■ **Exercise directions**: Keep the pictures out of the copy and repeat the records exactly.

■ **Records to process**:
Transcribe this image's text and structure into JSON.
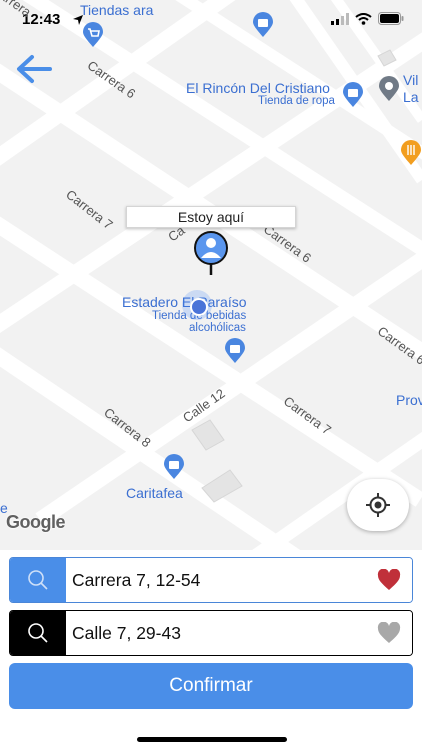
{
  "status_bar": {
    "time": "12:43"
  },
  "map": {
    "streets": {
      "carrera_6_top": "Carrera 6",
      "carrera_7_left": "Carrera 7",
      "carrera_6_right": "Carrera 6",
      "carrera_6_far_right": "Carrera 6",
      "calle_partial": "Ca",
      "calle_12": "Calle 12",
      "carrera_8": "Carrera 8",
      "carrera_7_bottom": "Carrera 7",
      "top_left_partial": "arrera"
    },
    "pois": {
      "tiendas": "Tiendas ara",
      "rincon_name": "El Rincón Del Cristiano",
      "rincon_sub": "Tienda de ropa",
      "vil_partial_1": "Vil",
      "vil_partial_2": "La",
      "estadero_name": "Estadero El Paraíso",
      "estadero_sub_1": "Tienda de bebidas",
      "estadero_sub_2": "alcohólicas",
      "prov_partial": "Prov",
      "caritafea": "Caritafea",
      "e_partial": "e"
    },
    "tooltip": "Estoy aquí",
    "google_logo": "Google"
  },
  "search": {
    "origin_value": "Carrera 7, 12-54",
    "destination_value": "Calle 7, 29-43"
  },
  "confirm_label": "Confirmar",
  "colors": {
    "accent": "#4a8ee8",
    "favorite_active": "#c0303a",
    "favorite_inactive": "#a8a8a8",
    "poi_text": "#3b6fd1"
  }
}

■ **Reply**:
Transcribe this image's text and structure into JSON.
{
  "status_bar": {
    "time": "12:43"
  },
  "map": {
    "streets": {
      "carrera_6_top": "Carrera 6",
      "carrera_7_left": "Carrera 7",
      "carrera_6_right": "Carrera 6",
      "carrera_6_far_right": "Carrera 6",
      "calle_partial": "Ca",
      "calle_12": "Calle 12",
      "carrera_8": "Carrera 8",
      "carrera_7_bottom": "Carrera 7",
      "top_left_partial": "arrera"
    },
    "pois": {
      "tiendas": "Tiendas ara",
      "rincon_name": "El Rincón Del Cristiano",
      "rincon_sub": "Tienda de ropa",
      "vil_partial_1": "Vil",
      "vil_partial_2": "La",
      "estadero_name": "Estadero El Paraíso",
      "estadero_sub_1": "Tienda de bebidas",
      "estadero_sub_2": "alcohólicas",
      "prov_partial": "Prov",
      "caritafea": "Caritafea",
      "e_partial": "e"
    },
    "tooltip": "Estoy aquí",
    "google_logo": "Google"
  },
  "search": {
    "origin_value": "Carrera 7, 12-54",
    "destination_value": "Calle 7, 29-43"
  },
  "confirm_label": "Confirmar",
  "colors": {
    "accent": "#4a8ee8",
    "favorite_active": "#c0303a",
    "favorite_inactive": "#a8a8a8",
    "poi_text": "#3b6fd1"
  }
}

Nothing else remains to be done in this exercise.